(Bagian Latihan)
A - Tentukan apakah setiap pernyataan berikut cocok dengan teks tentang sejarah ilmu hadits. Jawab ya atau tidak, lalu kutip kata-kata teks yang menentukannya. (i) Sebelum khalifah Utsman bin Affan terbunuh, para sahabat sangat ketat memeriksa orang yang mengaku mendengar sesuatu dari nabi. (ii) Abad pertama hijriah dinilai sebagai periode pertumbuhan ilmu-ilmu hadits. (iii) Ahmad bin Hanbal adalah penulis Tarikh al-Rijal.
B - Menurut teks tentang sejarah ilmu hadits, apa yang diminta para sahabat dari orang yang menyampaikan hadits?
C - Teruskan teks tentang sejarah ilmu hadits mulai setelah kalimat terakhirnya.

(Teks Bacaan)
________________________________________

Dari berbagai istilah tersebut, kita dapat memperkirakan bahwa para sahabat dan ulama-ulama sesudahnya telah menyiapkan sejumlah metode agar hadits yang mengalir dari masa Rasulullah dapat tetap terjaga.
Perlu diketahui, sebelum terbunuhnya khalifah Utsman bin Affan, para sahabat tidak terlalu mempersoalkan apabila ada orang yang mengaku mendengar sesuatu dari nabi. Namun setelah terjadi fitnah besar semenjak terbunuhnya khalifah Utsman, orang mulai berhati-hati dalam menerima informasi. Sebab, banyak kelompok dan kepentingan yang tidak segan-segan menggunakan nama nabi untuk membela kepentingannya. Untuk itulah para sahabat terdekat nabi mulai mempertanyakan setiap kali menerima informasi yang diakui berasal dari nabi. Mereka merunut setiap hadits yang mereka dengar, dan meminta orang yang menyampaikan hadits tadi untuk menghadirkan saksi yang dapat dipercaya.
Perlahan-lahan, metode tadi berkembang menjadi suatu disiplin ilmu tersendiri. Betapapun, para pakar ilmu-ilmu hadits menilai bahwa abad pertama hijriah merupakan periode pertumbuhan ilmu-ilmu hadits. Sementara sejak abad kedua sampai abad ketiga dinilai sebagai periode penyempurnaan. Sedang masa berikutnya, sejak awal abad ketiga sampai pertengahan abad keempat merupakan masa pembukuan. Pada masa ini para ahli hadits mulai membukukan ilmu-ilmu hadits. Misalnya, Yahya bin Ma’in menulis Tarikh al-Rijal (Sejarah Para Rawi), Ahmad bin Hanbal menulis al-‘Ilal wa Ma’rifah al-Rijal (Cacat-cacat Hadits dan Mengetahui Para Rawi).

________________________________________

(Data Mentah)

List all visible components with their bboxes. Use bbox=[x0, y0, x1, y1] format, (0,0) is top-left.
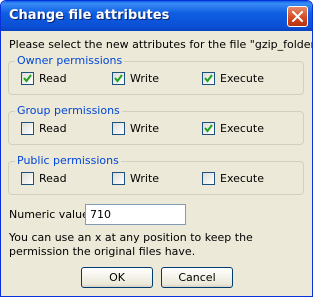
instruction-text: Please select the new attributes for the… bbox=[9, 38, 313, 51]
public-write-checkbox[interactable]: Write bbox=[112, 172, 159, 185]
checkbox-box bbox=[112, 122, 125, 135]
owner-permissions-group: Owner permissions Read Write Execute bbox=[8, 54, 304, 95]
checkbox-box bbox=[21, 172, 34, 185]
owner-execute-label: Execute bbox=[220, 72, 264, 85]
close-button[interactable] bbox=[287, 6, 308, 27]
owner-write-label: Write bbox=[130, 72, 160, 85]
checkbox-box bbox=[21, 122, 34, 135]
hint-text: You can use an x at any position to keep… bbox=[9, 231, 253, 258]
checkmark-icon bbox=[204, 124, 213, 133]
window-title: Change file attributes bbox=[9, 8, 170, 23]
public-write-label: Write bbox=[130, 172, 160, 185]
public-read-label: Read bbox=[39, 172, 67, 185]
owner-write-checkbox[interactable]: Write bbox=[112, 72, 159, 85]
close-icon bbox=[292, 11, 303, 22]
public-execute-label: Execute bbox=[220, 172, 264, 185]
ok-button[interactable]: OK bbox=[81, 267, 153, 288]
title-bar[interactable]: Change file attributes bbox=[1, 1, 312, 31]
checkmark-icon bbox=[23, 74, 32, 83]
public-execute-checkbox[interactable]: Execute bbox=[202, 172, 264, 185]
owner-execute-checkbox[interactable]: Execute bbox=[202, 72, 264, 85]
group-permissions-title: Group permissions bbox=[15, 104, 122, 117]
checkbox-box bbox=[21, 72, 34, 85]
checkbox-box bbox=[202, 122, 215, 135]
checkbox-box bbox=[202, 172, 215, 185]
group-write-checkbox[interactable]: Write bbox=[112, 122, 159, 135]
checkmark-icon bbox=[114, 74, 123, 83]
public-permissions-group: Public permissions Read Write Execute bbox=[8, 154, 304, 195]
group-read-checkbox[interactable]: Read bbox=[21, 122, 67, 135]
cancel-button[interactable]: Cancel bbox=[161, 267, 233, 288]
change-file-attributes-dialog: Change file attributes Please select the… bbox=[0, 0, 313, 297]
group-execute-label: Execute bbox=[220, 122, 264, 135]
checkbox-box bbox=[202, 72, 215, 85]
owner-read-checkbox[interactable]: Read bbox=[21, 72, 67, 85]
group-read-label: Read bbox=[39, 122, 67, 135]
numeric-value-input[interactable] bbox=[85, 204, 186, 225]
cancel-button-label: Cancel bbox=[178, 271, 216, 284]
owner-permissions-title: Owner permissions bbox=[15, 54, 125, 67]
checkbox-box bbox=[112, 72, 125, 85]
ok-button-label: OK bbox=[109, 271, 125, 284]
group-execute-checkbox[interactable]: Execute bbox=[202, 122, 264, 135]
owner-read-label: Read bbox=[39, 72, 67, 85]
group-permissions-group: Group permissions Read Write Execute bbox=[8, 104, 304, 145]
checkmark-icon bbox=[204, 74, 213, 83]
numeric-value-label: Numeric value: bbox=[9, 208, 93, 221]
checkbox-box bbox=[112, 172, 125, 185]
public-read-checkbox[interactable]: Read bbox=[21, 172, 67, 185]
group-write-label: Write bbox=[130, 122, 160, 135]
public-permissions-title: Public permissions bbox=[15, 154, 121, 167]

________________________________________

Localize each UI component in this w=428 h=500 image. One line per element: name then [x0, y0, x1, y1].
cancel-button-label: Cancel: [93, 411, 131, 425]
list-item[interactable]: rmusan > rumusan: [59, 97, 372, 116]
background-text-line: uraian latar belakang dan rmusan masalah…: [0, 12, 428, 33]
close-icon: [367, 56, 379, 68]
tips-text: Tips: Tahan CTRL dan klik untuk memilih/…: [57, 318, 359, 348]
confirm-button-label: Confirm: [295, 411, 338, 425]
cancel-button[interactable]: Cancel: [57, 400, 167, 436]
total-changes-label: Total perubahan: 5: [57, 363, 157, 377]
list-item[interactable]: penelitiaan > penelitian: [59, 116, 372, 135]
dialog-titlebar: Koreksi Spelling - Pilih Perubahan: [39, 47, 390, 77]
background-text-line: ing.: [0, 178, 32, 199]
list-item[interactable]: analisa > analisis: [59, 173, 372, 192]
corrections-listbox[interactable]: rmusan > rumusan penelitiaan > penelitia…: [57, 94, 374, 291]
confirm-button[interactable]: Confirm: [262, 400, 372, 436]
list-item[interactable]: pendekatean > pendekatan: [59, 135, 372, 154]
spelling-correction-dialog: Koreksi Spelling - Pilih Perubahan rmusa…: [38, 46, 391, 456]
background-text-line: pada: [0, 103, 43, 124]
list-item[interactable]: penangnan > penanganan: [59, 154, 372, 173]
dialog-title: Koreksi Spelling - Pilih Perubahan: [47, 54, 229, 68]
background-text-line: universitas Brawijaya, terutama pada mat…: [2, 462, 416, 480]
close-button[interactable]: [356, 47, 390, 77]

________________________________________

(Jawaban Tugas)
A -
(i) Tidak: "para sahabat tidak terlalu mempersoalkan apabila ada orang yang mengaku mendengar sesuatu dari nabi"
(ii) Ya: "abad pertama hijriah merupakan periode pertumbuhan ilmu-ilmu hadits"
(iii) Tidak: "Yahya bin Ma’in menulis Tarikh al-Rijal (Sejarah Para Rawi)"

B - Mereka memintanya menghadirkan saksi yang dapat dipercaya.

C -
Sungguh mengagumkan dan luar biasa karya-karya ilmiah dan warisan intelektual mereka. Semua itu mereka lakukan dalam rangka seleksi hadits, agar dapat dikeluarkan hadits-hadits yang palsu dari yang shahih.
3. Metodologi Pengumpulan Hadits
3.1. Kapankah hadits pertama kali ditulis?

Ada beberapa riwayat yang menunjukkan bahwa hadits sudah mulai ditulis sejak masa Rasulullah. Meski mayoritas bangsa Arab waktu itu masih buta huruf, namun beberapa orang sahabat telah memiliki kemampuan tulis menulis. Misalnya sahabat Ali bin Abi Thalib memiliki shahifah (buku) yang selalu beliau ikatkan di pedangnya. Shahifah ini berisi hadits-hadits nabawi tentang hukum pidana, zakat, dan sebagainya. Sahabat nabi Abdullah bin Mas’ud juga mempunyai kitab hadits yang beliau tulis dengan tangan beliau sendiri. Begitu pula sahabat lain seperti Sa’ad bin Ubadah, Abu Rafi’, Asma binti Umais, Samurah bin Jundub, Abdullah bin Umar, dan Jarir bin Abdullah.
3.2. Metodologi Pembukuan Hadits

3.2.1. Metode Juz’ dan Atraf

Ini termasuk metode paling awal yang digunakan dalam mengelompokkan hadits. Metode Juz berarti mengumpulkan hadits berdasarkan guru yang meriwayatkan hadits kepada penulis kitab hadits. Metode atraf adalah pembukaan hadits dengan menyebutkan pangkalnya saja sebagai penunjuk matan hadits selengkapnya.

3.2.2. Metode Muwatta’

Secara kebahasaan muwatta berarti sesuatu yang dimudahkan. Sedangkan secara istilah ilmu hadits, muwatta adalah metode pembukuan hadits berdasarkan klasifikasi hukum Islam, dan mencantumkan hadits-hadits marfu, mauquf, dan maqtu.

3.2.3. Metode Mushannaf

Secara kebahasaan mushannaf berarti sesuatu yang disusun, namun secara istilah sama artinya dengan muwatta’.

3.2.4. Metode Musnad

Metode ini menglasifikasikan hadits berdasarkan nama para sahabat yang meriwayatkan hadits itu.

3.2.5. Metode Jami’

Jami’ berarti sesuatu yang mengumpulkan, menggabungkan, dan mencakup. Kitab Jami’ adalah kitab hadits yang metode penyusunannya mencakup seluruh topik-topik dalam agama, baik aqidah, hukum, adab, tafsir, manaqib, dan lain-lain.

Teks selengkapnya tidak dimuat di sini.